- **Problem**
Write the records below out in full, character for character, with no pictures.

- **Source data**
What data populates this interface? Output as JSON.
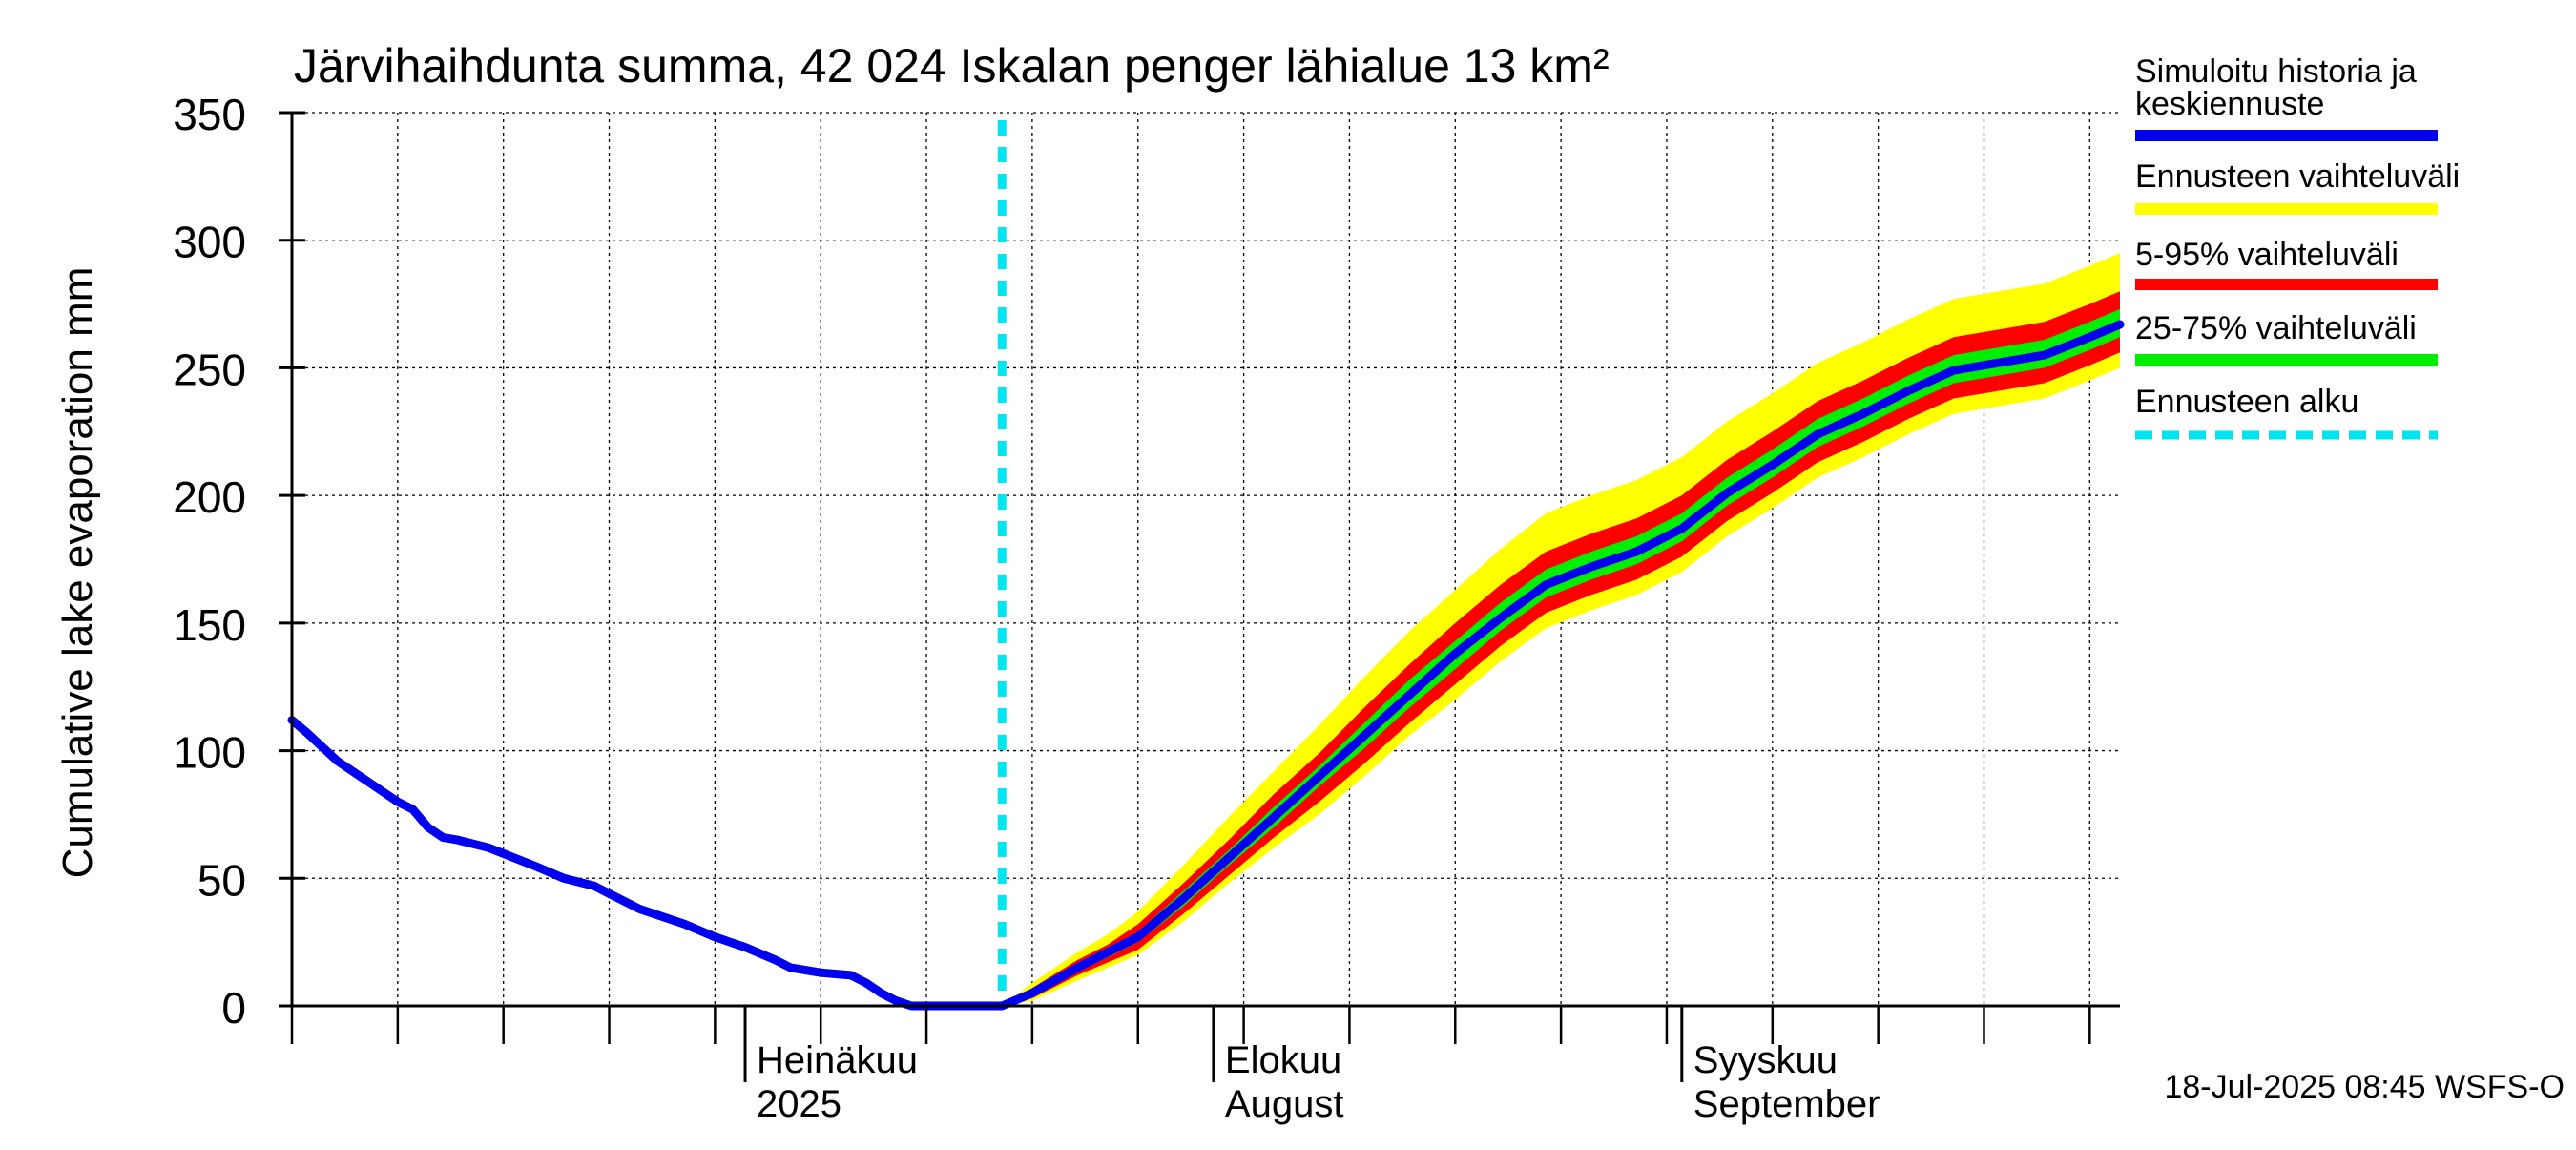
{
  "chart_data": {
    "type": "area",
    "title": "Järvihaihdunta summa, 42 024 Iskalan penger lähialue 13 km²",
    "ylabel": "Cumulative lake evaporation   mm",
    "xlabel": "",
    "ylim": [
      0,
      350
    ],
    "yticks": [
      "0",
      "50",
      "100",
      "150",
      "200",
      "250",
      "300",
      "350"
    ],
    "xlim": [
      "2025-06-01",
      "2025-09-30"
    ],
    "grid": true,
    "month_labels": [
      {
        "date": "2025-07-01",
        "line1": "Heinäkuu",
        "line2": "2025"
      },
      {
        "date": "2025-08-01",
        "line1": "Elokuu",
        "line2": "August"
      },
      {
        "date": "2025-09-01",
        "line1": "Syyskuu",
        "line2": "September"
      }
    ],
    "forecast_start": "2025-07-18",
    "legend_position": "right",
    "legend": [
      {
        "label": "Simuloitu historia ja keskiennuste",
        "color": "#0000ee",
        "style": "solid"
      },
      {
        "label": "Ennusteen vaihteluväli",
        "color": "#ffff00",
        "style": "solid"
      },
      {
        "label": "5-95% vaihteluväli",
        "color": "#ff0000",
        "style": "solid"
      },
      {
        "label": "25-75% vaihteluväli",
        "color": "#00ee00",
        "style": "solid"
      },
      {
        "label": "Ennusteen alku",
        "color": "#00e5ee",
        "style": "dashed"
      }
    ],
    "footer": "18-Jul-2025 08:45 WSFS-O",
    "history": {
      "x": [
        "2025-06-01",
        "2025-06-02",
        "2025-06-04",
        "2025-06-06",
        "2025-06-08",
        "2025-06-09",
        "2025-06-10",
        "2025-06-11",
        "2025-06-12",
        "2025-06-14",
        "2025-06-17",
        "2025-06-19",
        "2025-06-21",
        "2025-06-23",
        "2025-06-24",
        "2025-06-27",
        "2025-06-29",
        "2025-07-01",
        "2025-07-03",
        "2025-07-04",
        "2025-07-05",
        "2025-07-06",
        "2025-07-08",
        "2025-07-09",
        "2025-07-10",
        "2025-07-11",
        "2025-07-12",
        "2025-07-13",
        "2025-07-14",
        "2025-07-16",
        "2025-07-17",
        "2025-07-18"
      ],
      "y": [
        112,
        107,
        96,
        88,
        80,
        77,
        70,
        66,
        65,
        62,
        55,
        50,
        47,
        41,
        38,
        32,
        27,
        23,
        18,
        15,
        14,
        13,
        12,
        9,
        5,
        2,
        0,
        0,
        0,
        0,
        0,
        0
      ]
    },
    "forecast": {
      "x": [
        "2025-07-18",
        "2025-07-20",
        "2025-07-23",
        "2025-07-25",
        "2025-07-27",
        "2025-07-30",
        "2025-08-02",
        "2025-08-05",
        "2025-08-08",
        "2025-08-11",
        "2025-08-14",
        "2025-08-17",
        "2025-08-20",
        "2025-08-23",
        "2025-08-26",
        "2025-08-29",
        "2025-09-01",
        "2025-09-04",
        "2025-09-07",
        "2025-09-10",
        "2025-09-13",
        "2025-09-16",
        "2025-09-19",
        "2025-09-22",
        "2025-09-25",
        "2025-09-28",
        "2025-09-30"
      ],
      "min": [
        0,
        2,
        10,
        15,
        20,
        33,
        48,
        62,
        75,
        90,
        106,
        120,
        135,
        148,
        155,
        161,
        170,
        184,
        195,
        207,
        215,
        224,
        232,
        235,
        238,
        245,
        250
      ],
      "p05": [
        0,
        3,
        12,
        17,
        22,
        36,
        51,
        66,
        80,
        95,
        111,
        126,
        141,
        154,
        161,
        167,
        176,
        190,
        201,
        213,
        221,
        230,
        238,
        241,
        244,
        251,
        256
      ],
      "p25": [
        0,
        4,
        14,
        19,
        25,
        39,
        55,
        70,
        86,
        101,
        117,
        132,
        147,
        160,
        167,
        173,
        182,
        196,
        207,
        219,
        227,
        236,
        244,
        247,
        250,
        257,
        262
      ],
      "median": [
        0,
        5,
        15,
        21,
        27,
        42,
        58,
        74,
        90,
        106,
        122,
        138,
        152,
        165,
        172,
        178,
        187,
        201,
        212,
        224,
        232,
        241,
        249,
        252,
        255,
        262,
        267
      ],
      "p75": [
        0,
        6,
        16,
        22,
        29,
        45,
        61,
        78,
        94,
        111,
        128,
        143,
        158,
        171,
        178,
        184,
        193,
        207,
        218,
        230,
        238,
        247,
        255,
        258,
        261,
        268,
        273
      ],
      "p95": [
        0,
        7,
        18,
        24,
        32,
        48,
        65,
        83,
        99,
        117,
        134,
        150,
        165,
        178,
        185,
        191,
        200,
        214,
        225,
        237,
        245,
        254,
        262,
        265,
        268,
        275,
        280
      ],
      "max": [
        0,
        9,
        21,
        28,
        37,
        55,
        74,
        92,
        110,
        129,
        147,
        163,
        179,
        193,
        200,
        206,
        215,
        229,
        240,
        252,
        260,
        269,
        277,
        280,
        283,
        290,
        295
      ]
    }
  }
}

- **Finished exercise**
What data populates this interface? Output as JSON.
{
  "chart_data": {
    "type": "area",
    "title": "Järvihaihdunta summa, 42 024 Iskalan penger lähialue 13 km²",
    "ylabel": "Cumulative lake evaporation   mm",
    "xlabel": "",
    "ylim": [
      0,
      350
    ],
    "yticks": [
      "0",
      "50",
      "100",
      "150",
      "200",
      "250",
      "300",
      "350"
    ],
    "xlim": [
      "2025-06-01",
      "2025-09-30"
    ],
    "grid": true,
    "month_labels": [
      {
        "date": "2025-07-01",
        "line1": "Heinäkuu",
        "line2": "2025"
      },
      {
        "date": "2025-08-01",
        "line1": "Elokuu",
        "line2": "August"
      },
      {
        "date": "2025-09-01",
        "line1": "Syyskuu",
        "line2": "September"
      }
    ],
    "forecast_start": "2025-07-18",
    "legend_position": "right",
    "legend": [
      {
        "label": "Simuloitu historia ja keskiennuste",
        "color": "#0000ee",
        "style": "solid"
      },
      {
        "label": "Ennusteen vaihteluväli",
        "color": "#ffff00",
        "style": "solid"
      },
      {
        "label": "5-95% vaihteluväli",
        "color": "#ff0000",
        "style": "solid"
      },
      {
        "label": "25-75% vaihteluväli",
        "color": "#00ee00",
        "style": "solid"
      },
      {
        "label": "Ennusteen alku",
        "color": "#00e5ee",
        "style": "dashed"
      }
    ],
    "footer": "18-Jul-2025 08:45 WSFS-O",
    "history": {
      "x": [
        "2025-06-01",
        "2025-06-02",
        "2025-06-04",
        "2025-06-06",
        "2025-06-08",
        "2025-06-09",
        "2025-06-10",
        "2025-06-11",
        "2025-06-12",
        "2025-06-14",
        "2025-06-17",
        "2025-06-19",
        "2025-06-21",
        "2025-06-23",
        "2025-06-24",
        "2025-06-27",
        "2025-06-29",
        "2025-07-01",
        "2025-07-03",
        "2025-07-04",
        "2025-07-05",
        "2025-07-06",
        "2025-07-08",
        "2025-07-09",
        "2025-07-10",
        "2025-07-11",
        "2025-07-12",
        "2025-07-13",
        "2025-07-14",
        "2025-07-16",
        "2025-07-17",
        "2025-07-18"
      ],
      "y": [
        112,
        107,
        96,
        88,
        80,
        77,
        70,
        66,
        65,
        62,
        55,
        50,
        47,
        41,
        38,
        32,
        27,
        23,
        18,
        15,
        14,
        13,
        12,
        9,
        5,
        2,
        0,
        0,
        0,
        0,
        0,
        0
      ]
    },
    "forecast": {
      "x": [
        "2025-07-18",
        "2025-07-20",
        "2025-07-23",
        "2025-07-25",
        "2025-07-27",
        "2025-07-30",
        "2025-08-02",
        "2025-08-05",
        "2025-08-08",
        "2025-08-11",
        "2025-08-14",
        "2025-08-17",
        "2025-08-20",
        "2025-08-23",
        "2025-08-26",
        "2025-08-29",
        "2025-09-01",
        "2025-09-04",
        "2025-09-07",
        "2025-09-10",
        "2025-09-13",
        "2025-09-16",
        "2025-09-19",
        "2025-09-22",
        "2025-09-25",
        "2025-09-28",
        "2025-09-30"
      ],
      "min": [
        0,
        2,
        10,
        15,
        20,
        33,
        48,
        62,
        75,
        90,
        106,
        120,
        135,
        148,
        155,
        161,
        170,
        184,
        195,
        207,
        215,
        224,
        232,
        235,
        238,
        245,
        250
      ],
      "p05": [
        0,
        3,
        12,
        17,
        22,
        36,
        51,
        66,
        80,
        95,
        111,
        126,
        141,
        154,
        161,
        167,
        176,
        190,
        201,
        213,
        221,
        230,
        238,
        241,
        244,
        251,
        256
      ],
      "p25": [
        0,
        4,
        14,
        19,
        25,
        39,
        55,
        70,
        86,
        101,
        117,
        132,
        147,
        160,
        167,
        173,
        182,
        196,
        207,
        219,
        227,
        236,
        244,
        247,
        250,
        257,
        262
      ],
      "median": [
        0,
        5,
        15,
        21,
        27,
        42,
        58,
        74,
        90,
        106,
        122,
        138,
        152,
        165,
        172,
        178,
        187,
        201,
        212,
        224,
        232,
        241,
        249,
        252,
        255,
        262,
        267
      ],
      "p75": [
        0,
        6,
        16,
        22,
        29,
        45,
        61,
        78,
        94,
        111,
        128,
        143,
        158,
        171,
        178,
        184,
        193,
        207,
        218,
        230,
        238,
        247,
        255,
        258,
        261,
        268,
        273
      ],
      "p95": [
        0,
        7,
        18,
        24,
        32,
        48,
        65,
        83,
        99,
        117,
        134,
        150,
        165,
        178,
        185,
        191,
        200,
        214,
        225,
        237,
        245,
        254,
        262,
        265,
        268,
        275,
        280
      ],
      "max": [
        0,
        9,
        21,
        28,
        37,
        55,
        74,
        92,
        110,
        129,
        147,
        163,
        179,
        193,
        200,
        206,
        215,
        229,
        240,
        252,
        260,
        269,
        277,
        280,
        283,
        290,
        295
      ]
    }
  }
}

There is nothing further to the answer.